- **What the task asks**
Go through the material and write it all out exactly, minus the pictures.

- **Data extract**

-- BEGIN --

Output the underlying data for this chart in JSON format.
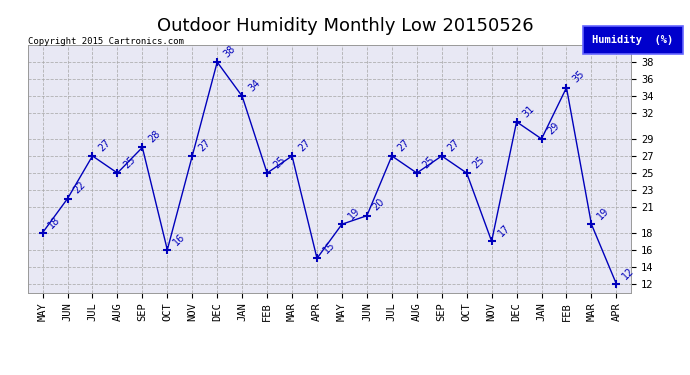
{
  "title": "Outdoor Humidity Monthly Low 20150526",
  "copyright": "Copyright 2015 Cartronics.com",
  "legend_label": "Humidity  (%)",
  "categories": [
    "MAY",
    "JUN",
    "JUL",
    "AUG",
    "SEP",
    "OCT",
    "NOV",
    "DEC",
    "JAN",
    "FEB",
    "MAR",
    "APR",
    "MAY",
    "JUN",
    "JUL",
    "AUG",
    "SEP",
    "OCT",
    "NOV",
    "DEC",
    "JAN",
    "FEB",
    "MAR",
    "APR"
  ],
  "values": [
    18,
    22,
    27,
    25,
    28,
    16,
    27,
    38,
    34,
    25,
    27,
    15,
    19,
    20,
    27,
    25,
    27,
    25,
    17,
    31,
    29,
    35,
    19,
    12
  ],
  "line_color": "#0000bb",
  "marker_color": "#0000bb",
  "bg_color": "#ffffff",
  "plot_bg_color": "#e8e8f4",
  "title_color": "#000000",
  "legend_bg": "#0000cc",
  "legend_text_color": "#ffffff",
  "copyright_color": "#000000",
  "ylim_min": 11,
  "ylim_max": 40,
  "yticks": [
    12,
    14,
    16,
    18,
    21,
    23,
    25,
    27,
    29,
    32,
    34,
    36,
    38
  ],
  "title_fontsize": 13,
  "label_fontsize": 7,
  "tick_fontsize": 7.5
}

-- END --

- **Full answer**
Output the underlying data for this chart in JSON format.
{
  "title": "Outdoor Humidity Monthly Low 20150526",
  "copyright": "Copyright 2015 Cartronics.com",
  "legend_label": "Humidity  (%)",
  "categories": [
    "MAY",
    "JUN",
    "JUL",
    "AUG",
    "SEP",
    "OCT",
    "NOV",
    "DEC",
    "JAN",
    "FEB",
    "MAR",
    "APR",
    "MAY",
    "JUN",
    "JUL",
    "AUG",
    "SEP",
    "OCT",
    "NOV",
    "DEC",
    "JAN",
    "FEB",
    "MAR",
    "APR"
  ],
  "values": [
    18,
    22,
    27,
    25,
    28,
    16,
    27,
    38,
    34,
    25,
    27,
    15,
    19,
    20,
    27,
    25,
    27,
    25,
    17,
    31,
    29,
    35,
    19,
    12
  ],
  "line_color": "#0000bb",
  "marker_color": "#0000bb",
  "bg_color": "#ffffff",
  "plot_bg_color": "#e8e8f4",
  "title_color": "#000000",
  "legend_bg": "#0000cc",
  "legend_text_color": "#ffffff",
  "copyright_color": "#000000",
  "ylim_min": 11,
  "ylim_max": 40,
  "yticks": [
    12,
    14,
    16,
    18,
    21,
    23,
    25,
    27,
    29,
    32,
    34,
    36,
    38
  ],
  "title_fontsize": 13,
  "label_fontsize": 7,
  "tick_fontsize": 7.5
}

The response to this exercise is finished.